Take every line from the listing below that contains "name".
§ §
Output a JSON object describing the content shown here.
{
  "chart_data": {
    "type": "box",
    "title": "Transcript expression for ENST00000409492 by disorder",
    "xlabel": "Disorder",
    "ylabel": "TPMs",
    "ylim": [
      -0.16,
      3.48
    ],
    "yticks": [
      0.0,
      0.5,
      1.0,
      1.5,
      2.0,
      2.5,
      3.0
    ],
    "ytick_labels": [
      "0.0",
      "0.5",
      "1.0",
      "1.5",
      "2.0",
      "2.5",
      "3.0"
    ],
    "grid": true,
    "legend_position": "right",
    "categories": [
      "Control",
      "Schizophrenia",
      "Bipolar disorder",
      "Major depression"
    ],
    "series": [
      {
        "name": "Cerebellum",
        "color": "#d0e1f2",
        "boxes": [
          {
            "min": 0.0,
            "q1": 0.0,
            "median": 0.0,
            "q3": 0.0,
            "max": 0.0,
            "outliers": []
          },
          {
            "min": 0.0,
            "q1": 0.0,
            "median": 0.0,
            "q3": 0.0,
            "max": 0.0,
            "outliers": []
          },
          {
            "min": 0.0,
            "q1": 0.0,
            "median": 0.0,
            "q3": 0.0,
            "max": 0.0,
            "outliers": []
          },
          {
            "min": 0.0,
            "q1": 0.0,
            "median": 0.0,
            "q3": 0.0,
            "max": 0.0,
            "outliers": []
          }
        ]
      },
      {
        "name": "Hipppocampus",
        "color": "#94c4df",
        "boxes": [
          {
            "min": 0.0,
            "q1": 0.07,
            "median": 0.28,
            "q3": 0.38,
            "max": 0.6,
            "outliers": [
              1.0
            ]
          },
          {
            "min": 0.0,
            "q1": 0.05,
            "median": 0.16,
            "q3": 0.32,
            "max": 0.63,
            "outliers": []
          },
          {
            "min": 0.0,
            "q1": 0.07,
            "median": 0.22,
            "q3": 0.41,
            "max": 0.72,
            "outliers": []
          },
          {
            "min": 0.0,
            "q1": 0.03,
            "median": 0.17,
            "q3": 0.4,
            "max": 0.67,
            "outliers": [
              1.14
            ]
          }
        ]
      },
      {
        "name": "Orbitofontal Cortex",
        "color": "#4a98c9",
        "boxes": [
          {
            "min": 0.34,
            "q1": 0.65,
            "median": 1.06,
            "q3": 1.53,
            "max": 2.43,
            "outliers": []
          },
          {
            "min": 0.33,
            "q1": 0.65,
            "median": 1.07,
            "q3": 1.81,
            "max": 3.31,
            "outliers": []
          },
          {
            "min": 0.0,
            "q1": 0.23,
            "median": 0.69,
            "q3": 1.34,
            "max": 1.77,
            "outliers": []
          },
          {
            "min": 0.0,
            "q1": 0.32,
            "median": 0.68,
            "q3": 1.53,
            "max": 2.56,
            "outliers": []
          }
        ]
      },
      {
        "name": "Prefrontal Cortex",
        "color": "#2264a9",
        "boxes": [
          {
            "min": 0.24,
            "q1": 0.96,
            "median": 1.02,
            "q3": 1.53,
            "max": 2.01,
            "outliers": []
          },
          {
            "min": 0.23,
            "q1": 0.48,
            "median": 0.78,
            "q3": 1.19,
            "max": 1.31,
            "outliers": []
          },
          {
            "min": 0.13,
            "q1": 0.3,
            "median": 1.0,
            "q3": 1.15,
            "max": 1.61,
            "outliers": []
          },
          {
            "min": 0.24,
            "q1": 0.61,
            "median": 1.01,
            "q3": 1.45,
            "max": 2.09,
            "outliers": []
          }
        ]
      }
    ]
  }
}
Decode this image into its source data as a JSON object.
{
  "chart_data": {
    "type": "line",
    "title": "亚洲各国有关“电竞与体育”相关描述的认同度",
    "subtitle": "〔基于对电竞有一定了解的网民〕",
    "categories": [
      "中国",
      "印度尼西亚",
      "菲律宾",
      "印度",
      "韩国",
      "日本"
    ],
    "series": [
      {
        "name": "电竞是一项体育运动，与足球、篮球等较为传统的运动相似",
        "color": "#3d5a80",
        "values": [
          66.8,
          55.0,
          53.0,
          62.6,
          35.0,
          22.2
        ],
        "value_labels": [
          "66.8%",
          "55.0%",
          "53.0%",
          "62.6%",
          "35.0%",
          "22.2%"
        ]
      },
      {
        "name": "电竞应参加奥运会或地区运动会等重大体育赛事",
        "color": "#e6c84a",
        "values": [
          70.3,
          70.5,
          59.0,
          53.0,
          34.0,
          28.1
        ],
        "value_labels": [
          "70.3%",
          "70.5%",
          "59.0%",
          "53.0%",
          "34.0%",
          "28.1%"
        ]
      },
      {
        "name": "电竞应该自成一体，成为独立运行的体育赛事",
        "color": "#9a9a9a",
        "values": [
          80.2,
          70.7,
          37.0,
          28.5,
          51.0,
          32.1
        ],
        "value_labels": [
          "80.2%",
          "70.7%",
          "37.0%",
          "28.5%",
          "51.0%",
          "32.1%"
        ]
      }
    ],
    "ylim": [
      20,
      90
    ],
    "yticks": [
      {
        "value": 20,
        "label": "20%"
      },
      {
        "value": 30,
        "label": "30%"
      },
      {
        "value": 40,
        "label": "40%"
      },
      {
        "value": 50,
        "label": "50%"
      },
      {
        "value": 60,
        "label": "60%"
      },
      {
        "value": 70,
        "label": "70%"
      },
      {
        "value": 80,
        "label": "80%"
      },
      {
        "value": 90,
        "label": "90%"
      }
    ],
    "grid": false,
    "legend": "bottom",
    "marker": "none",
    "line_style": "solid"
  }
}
§ §
Final result:
        "name": "Cerebellum",
        "name": "Hipppocampus",
        "name": "Orbitofontal Cortex",
        "name": "Prefrontal Cortex",
        "name": "电竞是一项体育运动，与足球、篮球等较为传统的运动相似",
        "name": "电竞应参加奥运会或地区运动会等重大体育赛事",
        "name": "电竞应该自成一体，成为独立运行的体育赛事",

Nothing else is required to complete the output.